* Start Recorded data *

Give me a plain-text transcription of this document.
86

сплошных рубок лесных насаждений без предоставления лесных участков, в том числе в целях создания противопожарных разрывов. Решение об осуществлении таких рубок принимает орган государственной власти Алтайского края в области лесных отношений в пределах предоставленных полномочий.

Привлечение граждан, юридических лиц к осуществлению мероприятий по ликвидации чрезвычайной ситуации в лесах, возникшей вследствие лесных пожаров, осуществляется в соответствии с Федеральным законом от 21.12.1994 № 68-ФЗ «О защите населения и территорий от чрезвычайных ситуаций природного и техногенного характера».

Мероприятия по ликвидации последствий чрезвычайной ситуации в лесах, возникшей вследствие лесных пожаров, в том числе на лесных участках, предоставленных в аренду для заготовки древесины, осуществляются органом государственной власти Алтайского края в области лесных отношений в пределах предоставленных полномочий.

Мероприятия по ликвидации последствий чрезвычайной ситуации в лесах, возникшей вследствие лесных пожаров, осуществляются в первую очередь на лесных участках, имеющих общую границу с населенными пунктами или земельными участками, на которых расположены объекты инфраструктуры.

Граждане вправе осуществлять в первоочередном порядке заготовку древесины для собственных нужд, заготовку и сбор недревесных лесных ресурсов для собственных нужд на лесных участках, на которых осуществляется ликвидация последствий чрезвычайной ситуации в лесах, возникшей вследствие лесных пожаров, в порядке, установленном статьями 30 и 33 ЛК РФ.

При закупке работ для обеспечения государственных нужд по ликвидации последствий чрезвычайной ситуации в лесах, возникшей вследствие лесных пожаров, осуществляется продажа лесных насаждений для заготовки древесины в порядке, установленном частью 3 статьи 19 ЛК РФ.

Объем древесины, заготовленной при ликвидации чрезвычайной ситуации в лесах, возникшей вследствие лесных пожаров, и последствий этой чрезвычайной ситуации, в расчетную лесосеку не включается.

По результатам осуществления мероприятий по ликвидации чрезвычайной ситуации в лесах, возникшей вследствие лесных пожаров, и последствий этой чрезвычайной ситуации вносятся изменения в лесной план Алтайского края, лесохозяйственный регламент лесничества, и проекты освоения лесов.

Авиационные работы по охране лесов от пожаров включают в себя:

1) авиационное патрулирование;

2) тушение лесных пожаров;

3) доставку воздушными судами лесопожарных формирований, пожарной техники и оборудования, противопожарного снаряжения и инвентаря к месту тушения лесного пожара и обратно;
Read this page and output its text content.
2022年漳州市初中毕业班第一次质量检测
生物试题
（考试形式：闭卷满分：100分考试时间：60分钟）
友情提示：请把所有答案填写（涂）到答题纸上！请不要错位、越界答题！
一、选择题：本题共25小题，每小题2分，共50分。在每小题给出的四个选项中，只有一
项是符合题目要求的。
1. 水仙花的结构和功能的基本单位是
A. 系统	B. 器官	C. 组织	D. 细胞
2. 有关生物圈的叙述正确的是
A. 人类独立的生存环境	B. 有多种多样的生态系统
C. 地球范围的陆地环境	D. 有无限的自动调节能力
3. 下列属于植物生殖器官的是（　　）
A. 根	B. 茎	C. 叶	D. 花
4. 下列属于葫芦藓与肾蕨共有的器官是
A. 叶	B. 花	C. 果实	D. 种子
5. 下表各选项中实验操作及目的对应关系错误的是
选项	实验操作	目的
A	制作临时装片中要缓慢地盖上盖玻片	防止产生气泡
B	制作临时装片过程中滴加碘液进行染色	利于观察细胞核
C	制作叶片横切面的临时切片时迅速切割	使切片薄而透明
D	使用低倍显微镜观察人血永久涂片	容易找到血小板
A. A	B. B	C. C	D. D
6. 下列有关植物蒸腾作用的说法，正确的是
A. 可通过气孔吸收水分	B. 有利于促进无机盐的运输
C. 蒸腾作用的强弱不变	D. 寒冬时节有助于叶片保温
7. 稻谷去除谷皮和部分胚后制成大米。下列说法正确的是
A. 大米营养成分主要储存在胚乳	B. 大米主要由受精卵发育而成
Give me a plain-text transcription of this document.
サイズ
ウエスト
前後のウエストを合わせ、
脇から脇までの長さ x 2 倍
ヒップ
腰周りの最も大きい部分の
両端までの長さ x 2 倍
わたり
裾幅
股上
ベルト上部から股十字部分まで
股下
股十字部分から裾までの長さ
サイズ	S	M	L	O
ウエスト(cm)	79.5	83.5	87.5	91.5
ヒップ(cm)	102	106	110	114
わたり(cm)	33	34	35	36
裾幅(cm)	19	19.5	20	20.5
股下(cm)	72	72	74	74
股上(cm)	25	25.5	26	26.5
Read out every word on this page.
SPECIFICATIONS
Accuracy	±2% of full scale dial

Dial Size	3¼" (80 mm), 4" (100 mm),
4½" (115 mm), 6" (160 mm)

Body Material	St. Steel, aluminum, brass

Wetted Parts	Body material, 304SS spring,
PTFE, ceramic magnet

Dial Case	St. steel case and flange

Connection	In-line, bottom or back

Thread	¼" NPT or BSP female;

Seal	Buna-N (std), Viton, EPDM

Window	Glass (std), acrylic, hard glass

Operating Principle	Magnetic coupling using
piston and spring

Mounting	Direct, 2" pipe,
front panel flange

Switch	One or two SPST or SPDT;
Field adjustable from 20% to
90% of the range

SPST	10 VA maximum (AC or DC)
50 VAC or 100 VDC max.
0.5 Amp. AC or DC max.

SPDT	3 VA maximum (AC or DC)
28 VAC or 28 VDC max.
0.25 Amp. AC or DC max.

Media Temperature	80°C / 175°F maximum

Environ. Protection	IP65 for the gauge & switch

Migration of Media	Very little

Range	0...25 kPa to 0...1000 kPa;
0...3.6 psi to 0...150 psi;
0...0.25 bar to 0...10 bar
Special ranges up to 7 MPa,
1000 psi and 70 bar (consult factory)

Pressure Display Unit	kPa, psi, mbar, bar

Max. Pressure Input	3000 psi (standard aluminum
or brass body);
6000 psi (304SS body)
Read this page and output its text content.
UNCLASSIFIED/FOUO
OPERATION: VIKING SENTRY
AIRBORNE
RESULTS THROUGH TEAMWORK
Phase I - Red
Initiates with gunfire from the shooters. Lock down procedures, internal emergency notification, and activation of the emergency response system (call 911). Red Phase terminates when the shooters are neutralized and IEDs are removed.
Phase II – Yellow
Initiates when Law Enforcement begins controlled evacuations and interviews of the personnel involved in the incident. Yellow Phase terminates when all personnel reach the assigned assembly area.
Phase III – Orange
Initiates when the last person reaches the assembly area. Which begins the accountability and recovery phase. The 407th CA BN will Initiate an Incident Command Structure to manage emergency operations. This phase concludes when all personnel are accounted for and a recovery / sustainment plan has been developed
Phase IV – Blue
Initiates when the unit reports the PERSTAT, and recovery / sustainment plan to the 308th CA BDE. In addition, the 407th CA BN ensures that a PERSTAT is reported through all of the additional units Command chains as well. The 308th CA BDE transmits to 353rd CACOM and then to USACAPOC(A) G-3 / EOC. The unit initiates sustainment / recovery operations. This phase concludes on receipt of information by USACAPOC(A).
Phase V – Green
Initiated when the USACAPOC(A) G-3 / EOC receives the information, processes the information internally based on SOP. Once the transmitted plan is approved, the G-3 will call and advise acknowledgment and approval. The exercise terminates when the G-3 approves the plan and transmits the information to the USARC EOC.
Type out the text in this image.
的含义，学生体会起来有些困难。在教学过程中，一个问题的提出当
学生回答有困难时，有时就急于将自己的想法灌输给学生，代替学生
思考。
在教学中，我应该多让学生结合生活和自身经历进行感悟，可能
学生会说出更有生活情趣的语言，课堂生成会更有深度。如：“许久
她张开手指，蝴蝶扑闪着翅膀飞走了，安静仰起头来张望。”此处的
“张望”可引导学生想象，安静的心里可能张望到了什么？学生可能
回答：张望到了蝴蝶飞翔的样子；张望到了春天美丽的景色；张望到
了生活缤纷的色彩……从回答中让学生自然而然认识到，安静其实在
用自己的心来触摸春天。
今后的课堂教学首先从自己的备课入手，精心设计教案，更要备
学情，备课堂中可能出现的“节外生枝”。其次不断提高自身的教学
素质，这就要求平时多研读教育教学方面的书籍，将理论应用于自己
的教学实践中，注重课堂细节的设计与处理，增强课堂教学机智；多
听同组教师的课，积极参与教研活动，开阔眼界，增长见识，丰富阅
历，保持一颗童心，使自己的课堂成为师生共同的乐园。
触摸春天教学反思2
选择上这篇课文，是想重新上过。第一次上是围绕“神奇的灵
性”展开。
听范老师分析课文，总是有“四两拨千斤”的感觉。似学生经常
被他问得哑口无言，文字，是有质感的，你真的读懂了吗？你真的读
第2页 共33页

* End Recorded data *

• _What you will do_
Show all lines from the listing above in which "flange" appears.

• _Task solution_
Dial Case	St. steel case and flange
front panel flange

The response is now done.